[Records excerpted from a collection]
* start *
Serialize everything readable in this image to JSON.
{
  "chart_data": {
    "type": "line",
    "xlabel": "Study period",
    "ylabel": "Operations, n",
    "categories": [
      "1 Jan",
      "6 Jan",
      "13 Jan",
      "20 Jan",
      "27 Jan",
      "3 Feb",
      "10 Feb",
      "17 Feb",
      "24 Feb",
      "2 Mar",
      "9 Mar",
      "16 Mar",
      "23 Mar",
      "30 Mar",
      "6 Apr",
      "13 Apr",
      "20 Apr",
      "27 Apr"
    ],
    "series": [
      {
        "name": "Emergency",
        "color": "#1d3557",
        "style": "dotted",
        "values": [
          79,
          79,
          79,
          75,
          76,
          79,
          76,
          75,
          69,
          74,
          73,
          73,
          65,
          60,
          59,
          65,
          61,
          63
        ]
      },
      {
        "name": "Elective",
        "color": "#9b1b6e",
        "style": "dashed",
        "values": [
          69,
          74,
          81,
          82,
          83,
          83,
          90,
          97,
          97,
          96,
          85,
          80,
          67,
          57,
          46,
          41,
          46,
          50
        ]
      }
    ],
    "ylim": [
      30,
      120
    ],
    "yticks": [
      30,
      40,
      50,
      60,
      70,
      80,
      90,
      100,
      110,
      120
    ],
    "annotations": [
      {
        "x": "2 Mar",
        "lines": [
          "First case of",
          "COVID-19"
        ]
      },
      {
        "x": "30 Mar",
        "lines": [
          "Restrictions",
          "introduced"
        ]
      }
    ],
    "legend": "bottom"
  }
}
* end *
REQUIREMENT: Exactly reproduce every line found in the records.

ANSWER FOR THE TASK:
Serialize everything readable in this image to JSON.
{
  "chart_data": {
    "type": "line",
    "xlabel": "Study period",
    "ylabel": "Operations, n",
    "categories": [
      "1 Jan",
      "6 Jan",
      "13 Jan",
      "20 Jan",
      "27 Jan",
      "3 Feb",
      "10 Feb",
      "17 Feb",
      "24 Feb",
      "2 Mar",
      "9 Mar",
      "16 Mar",
      "23 Mar",
      "30 Mar",
      "6 Apr",
      "13 Apr",
      "20 Apr",
      "27 Apr"
    ],
    "series": [
      {
        "name": "Emergency",
        "color": "#1d3557",
        "style": "dotted",
        "values": [
          79,
          79,
          79,
          75,
          76,
          79,
          76,
          75,
          69,
          74,
          73,
          73,
          65,
          60,
          59,
          65,
          61,
          63
        ]
      },
      {
        "name": "Elective",
        "color": "#9b1b6e",
        "style": "dashed",
        "values": [
          69,
          74,
          81,
          82,
          83,
          83,
          90,
          97,
          97,
          96,
          85,
          80,
          67,
          57,
          46,
          41,
          46,
          50
        ]
      }
    ],
    "ylim": [
      30,
      120
    ],
    "yticks": [
      30,
      40,
      50,
      60,
      70,
      80,
      90,
      100,
      110,
      120
    ],
    "annotations": [
      {
        "x": "2 Mar",
        "lines": [
          "First case of",
          "COVID-19"
        ]
      },
      {
        "x": "30 Mar",
        "lines": [
          "Restrictions",
          "introduced"
        ]
      }
    ],
    "legend": "bottom"
  }
}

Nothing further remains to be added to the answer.